##### Records for processing

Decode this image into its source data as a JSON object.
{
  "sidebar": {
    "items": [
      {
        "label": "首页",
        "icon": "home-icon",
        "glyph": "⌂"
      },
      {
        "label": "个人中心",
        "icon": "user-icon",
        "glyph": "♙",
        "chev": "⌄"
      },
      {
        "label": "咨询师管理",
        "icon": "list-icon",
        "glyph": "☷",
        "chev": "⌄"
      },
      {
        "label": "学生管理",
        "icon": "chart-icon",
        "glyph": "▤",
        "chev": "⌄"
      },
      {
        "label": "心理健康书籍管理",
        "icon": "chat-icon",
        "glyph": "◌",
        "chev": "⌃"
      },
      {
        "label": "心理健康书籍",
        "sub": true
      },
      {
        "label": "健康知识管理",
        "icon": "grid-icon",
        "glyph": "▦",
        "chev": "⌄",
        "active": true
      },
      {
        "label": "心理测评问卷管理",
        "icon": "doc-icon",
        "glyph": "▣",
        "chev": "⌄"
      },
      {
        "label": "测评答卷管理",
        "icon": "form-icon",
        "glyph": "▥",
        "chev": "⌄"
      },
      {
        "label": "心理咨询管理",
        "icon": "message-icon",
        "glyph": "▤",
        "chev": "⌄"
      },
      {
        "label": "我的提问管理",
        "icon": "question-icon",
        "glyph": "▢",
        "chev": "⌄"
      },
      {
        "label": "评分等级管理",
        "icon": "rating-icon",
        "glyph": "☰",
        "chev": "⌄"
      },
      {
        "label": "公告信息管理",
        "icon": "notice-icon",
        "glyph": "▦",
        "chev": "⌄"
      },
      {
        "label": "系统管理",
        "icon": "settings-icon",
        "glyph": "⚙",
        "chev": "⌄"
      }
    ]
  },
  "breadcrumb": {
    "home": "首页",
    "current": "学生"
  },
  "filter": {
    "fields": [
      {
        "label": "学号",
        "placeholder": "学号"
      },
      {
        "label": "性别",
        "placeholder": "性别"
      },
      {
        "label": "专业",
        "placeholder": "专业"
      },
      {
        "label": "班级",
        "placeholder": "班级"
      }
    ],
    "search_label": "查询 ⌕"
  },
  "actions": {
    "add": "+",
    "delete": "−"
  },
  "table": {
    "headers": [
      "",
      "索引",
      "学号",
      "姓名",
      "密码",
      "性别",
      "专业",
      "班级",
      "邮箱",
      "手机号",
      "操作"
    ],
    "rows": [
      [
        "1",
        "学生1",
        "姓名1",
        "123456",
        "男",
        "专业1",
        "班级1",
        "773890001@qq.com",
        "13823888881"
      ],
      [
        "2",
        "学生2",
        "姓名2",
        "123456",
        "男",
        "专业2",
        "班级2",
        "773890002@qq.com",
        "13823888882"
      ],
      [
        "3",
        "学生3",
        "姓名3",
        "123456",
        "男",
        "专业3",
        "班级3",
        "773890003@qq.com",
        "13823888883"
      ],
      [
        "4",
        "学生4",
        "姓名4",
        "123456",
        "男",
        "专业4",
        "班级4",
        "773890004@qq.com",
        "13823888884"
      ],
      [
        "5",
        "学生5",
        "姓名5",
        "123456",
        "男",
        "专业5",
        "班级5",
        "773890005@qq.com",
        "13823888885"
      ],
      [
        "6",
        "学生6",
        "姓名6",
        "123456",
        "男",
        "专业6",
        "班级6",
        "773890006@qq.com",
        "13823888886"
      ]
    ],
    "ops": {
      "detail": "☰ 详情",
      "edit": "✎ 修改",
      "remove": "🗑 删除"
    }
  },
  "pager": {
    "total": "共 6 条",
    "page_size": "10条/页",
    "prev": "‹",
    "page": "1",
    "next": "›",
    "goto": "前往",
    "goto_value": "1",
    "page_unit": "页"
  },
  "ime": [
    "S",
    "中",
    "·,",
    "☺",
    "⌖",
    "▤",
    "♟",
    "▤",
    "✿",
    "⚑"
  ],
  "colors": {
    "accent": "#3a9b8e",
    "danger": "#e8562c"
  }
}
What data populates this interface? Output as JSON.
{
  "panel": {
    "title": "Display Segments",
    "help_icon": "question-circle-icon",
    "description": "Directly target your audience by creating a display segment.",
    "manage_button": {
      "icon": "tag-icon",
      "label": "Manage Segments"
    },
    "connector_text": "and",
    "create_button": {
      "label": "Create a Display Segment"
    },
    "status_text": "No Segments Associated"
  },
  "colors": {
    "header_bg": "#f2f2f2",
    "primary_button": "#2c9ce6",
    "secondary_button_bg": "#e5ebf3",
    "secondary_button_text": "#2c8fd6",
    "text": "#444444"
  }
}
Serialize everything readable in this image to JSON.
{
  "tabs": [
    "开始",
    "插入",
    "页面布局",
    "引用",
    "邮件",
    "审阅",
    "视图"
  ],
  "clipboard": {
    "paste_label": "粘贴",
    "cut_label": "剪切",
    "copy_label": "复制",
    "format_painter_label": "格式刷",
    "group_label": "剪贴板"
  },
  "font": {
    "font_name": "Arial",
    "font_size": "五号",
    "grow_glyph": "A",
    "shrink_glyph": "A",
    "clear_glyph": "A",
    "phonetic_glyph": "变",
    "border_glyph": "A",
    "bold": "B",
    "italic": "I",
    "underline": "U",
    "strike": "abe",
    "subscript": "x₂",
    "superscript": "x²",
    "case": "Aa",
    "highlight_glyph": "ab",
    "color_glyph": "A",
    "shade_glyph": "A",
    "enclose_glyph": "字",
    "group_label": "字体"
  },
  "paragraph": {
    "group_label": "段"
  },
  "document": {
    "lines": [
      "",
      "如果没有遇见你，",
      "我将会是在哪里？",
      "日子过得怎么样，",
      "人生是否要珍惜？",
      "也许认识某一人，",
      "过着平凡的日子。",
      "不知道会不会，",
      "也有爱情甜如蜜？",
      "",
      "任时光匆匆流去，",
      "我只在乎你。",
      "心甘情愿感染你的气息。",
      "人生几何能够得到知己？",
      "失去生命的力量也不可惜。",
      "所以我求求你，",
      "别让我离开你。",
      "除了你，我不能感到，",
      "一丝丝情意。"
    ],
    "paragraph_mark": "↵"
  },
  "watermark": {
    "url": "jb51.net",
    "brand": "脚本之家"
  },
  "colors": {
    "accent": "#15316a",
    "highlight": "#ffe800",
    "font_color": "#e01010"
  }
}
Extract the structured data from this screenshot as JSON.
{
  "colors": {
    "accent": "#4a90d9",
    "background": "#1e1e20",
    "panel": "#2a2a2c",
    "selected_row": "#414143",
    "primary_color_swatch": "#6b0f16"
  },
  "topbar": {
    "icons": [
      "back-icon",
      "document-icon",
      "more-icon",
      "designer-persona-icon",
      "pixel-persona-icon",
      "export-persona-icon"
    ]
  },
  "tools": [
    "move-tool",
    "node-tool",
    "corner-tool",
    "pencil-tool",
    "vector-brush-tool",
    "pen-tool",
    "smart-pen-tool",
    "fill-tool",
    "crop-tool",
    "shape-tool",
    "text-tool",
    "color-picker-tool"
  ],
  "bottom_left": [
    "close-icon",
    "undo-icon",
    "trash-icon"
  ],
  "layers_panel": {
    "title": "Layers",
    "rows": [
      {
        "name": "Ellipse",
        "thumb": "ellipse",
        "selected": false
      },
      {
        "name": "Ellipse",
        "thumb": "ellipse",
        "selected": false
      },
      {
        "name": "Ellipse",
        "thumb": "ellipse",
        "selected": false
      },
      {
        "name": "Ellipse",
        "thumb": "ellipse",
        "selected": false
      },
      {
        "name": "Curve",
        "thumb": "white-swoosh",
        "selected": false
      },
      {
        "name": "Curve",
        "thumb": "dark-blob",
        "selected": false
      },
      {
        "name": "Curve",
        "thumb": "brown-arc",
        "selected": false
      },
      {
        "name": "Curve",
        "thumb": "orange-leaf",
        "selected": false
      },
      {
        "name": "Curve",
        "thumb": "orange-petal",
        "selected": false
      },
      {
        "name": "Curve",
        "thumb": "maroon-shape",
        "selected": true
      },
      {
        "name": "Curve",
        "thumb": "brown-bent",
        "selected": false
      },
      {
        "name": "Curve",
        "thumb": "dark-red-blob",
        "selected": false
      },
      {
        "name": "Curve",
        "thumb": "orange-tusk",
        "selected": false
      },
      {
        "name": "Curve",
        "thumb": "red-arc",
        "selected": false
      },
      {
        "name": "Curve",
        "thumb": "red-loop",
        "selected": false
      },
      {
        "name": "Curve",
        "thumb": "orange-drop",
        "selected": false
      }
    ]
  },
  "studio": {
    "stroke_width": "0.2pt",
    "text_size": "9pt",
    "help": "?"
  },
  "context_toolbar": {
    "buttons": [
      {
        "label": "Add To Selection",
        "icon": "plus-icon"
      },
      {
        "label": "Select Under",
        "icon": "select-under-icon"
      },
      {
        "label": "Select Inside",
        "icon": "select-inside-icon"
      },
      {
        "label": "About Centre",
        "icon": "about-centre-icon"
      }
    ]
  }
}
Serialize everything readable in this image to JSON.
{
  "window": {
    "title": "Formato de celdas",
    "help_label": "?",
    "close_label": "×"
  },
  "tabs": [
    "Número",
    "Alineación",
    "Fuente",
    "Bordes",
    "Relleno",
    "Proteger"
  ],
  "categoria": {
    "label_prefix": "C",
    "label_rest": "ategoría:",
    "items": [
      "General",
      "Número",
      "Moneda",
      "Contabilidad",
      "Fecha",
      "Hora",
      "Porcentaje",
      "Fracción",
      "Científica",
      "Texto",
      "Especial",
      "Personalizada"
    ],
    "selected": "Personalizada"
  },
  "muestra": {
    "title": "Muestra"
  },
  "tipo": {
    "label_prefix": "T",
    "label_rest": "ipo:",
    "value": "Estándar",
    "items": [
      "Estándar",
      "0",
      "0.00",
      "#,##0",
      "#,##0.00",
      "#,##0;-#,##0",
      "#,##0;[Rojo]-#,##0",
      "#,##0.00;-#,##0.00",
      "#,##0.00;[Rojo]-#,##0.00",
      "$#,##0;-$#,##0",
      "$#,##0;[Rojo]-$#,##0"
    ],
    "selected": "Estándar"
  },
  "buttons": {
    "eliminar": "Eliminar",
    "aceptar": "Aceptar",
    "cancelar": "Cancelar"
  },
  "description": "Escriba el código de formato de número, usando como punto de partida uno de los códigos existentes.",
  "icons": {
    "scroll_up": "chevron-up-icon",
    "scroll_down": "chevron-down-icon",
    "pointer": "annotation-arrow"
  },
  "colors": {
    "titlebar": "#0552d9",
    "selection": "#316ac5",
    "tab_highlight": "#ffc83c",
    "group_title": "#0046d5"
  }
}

##########

** Description of the task **
Filter the data, keeping only the lines that contain "chevron".

** Finished task **
    "scroll_up": "chevron-up-icon",
    "scroll_down": "chevron-down-icon",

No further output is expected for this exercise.